#### Exercise objective:
Find the string "Nester" in the listing and report every line that has it.

#### Listed records:

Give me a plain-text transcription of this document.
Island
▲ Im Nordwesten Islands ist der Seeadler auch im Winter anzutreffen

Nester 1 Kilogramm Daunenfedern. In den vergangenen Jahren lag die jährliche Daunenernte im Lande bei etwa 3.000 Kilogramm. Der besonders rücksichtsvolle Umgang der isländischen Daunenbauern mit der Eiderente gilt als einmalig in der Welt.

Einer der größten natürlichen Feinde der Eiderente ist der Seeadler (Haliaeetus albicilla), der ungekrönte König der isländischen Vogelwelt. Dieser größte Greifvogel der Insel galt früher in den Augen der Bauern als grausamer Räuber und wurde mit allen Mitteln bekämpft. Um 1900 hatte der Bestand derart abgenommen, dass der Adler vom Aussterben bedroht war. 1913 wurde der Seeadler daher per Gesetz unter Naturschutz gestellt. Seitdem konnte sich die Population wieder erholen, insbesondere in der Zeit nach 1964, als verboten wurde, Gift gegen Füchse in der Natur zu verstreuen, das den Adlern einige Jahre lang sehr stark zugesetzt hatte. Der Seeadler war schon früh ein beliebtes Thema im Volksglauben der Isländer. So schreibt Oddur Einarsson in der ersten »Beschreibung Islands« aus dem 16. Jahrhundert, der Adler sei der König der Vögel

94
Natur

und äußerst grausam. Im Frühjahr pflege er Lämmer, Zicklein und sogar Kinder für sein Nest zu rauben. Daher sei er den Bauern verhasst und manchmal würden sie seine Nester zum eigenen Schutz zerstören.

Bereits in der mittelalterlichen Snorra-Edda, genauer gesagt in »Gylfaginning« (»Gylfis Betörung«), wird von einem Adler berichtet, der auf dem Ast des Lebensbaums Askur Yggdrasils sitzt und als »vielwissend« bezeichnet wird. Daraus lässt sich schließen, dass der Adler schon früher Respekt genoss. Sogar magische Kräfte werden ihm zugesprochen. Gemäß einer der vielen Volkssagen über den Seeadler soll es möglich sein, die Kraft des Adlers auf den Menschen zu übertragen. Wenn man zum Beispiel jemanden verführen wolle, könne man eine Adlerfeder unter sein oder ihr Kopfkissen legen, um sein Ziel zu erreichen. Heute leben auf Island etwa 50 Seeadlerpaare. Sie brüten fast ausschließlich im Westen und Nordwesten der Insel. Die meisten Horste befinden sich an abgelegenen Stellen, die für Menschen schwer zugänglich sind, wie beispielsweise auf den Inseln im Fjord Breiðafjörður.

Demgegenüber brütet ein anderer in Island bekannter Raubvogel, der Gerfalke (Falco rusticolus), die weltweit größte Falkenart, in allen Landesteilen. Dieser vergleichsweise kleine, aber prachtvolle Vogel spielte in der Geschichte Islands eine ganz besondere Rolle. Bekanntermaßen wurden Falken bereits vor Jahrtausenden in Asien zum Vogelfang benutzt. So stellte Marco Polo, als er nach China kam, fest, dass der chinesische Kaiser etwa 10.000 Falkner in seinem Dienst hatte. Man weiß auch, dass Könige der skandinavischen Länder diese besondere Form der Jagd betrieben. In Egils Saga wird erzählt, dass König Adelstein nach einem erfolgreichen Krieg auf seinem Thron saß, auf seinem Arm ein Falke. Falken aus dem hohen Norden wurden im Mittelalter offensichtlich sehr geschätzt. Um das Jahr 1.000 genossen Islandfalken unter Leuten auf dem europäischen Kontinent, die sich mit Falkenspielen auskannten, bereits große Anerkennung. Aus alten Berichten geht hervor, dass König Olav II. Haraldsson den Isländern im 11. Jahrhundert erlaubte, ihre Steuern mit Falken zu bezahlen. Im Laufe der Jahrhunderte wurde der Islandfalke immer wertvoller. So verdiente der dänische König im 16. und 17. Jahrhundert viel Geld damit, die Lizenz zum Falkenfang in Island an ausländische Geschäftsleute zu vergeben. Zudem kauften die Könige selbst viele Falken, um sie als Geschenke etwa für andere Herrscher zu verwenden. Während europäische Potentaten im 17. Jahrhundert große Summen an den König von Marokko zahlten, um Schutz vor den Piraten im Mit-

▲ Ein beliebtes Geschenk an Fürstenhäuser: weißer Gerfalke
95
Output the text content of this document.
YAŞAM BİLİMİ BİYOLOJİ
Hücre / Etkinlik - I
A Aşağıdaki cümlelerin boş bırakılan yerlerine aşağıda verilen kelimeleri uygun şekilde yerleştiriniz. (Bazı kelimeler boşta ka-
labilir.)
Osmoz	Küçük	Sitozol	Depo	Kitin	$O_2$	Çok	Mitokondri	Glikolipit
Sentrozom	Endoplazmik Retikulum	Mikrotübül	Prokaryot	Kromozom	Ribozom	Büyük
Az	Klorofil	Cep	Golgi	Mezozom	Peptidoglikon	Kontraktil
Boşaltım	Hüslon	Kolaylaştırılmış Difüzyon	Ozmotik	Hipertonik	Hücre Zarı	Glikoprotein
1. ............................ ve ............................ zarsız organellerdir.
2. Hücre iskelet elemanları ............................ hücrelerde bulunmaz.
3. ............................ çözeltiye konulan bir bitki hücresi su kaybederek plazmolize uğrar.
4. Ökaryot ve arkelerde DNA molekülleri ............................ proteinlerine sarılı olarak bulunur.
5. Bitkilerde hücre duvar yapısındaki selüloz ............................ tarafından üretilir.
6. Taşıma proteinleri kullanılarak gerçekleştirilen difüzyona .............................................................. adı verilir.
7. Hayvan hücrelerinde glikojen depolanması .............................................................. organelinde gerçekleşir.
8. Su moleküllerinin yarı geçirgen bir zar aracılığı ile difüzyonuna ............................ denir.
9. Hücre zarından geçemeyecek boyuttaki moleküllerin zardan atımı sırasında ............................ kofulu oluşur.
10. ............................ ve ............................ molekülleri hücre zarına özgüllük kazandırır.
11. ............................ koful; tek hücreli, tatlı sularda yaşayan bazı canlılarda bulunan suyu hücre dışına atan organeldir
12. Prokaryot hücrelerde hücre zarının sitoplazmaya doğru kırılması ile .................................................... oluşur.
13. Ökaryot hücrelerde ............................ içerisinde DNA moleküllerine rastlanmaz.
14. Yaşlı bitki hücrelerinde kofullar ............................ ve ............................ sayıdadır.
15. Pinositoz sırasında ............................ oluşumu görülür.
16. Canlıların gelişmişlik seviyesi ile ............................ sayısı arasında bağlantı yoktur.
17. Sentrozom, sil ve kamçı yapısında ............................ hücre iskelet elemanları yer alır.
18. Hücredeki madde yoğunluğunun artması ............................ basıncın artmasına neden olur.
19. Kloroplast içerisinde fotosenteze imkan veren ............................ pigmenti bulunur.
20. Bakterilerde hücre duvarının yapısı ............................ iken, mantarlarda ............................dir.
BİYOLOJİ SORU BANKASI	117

#### Exercise response:
Nester 1 Kilogramm Daunenfedern. In den vergangenen Jahren lag die jährliche Daunenernte im Lande bei etwa 3.000 Kilogramm. Der besonders rücksichtsvolle Umgang der isländischen Daunenbauern mit der Eiderente gilt als einmalig in der Welt.
und äußerst grausam. Im Frühjahr pflege er Lämmer, Zicklein und sogar Kinder für sein Nest zu rauben. Daher sei er den Bauern verhasst und manchmal würden sie seine Nester zum eigenen Schutz zerstören.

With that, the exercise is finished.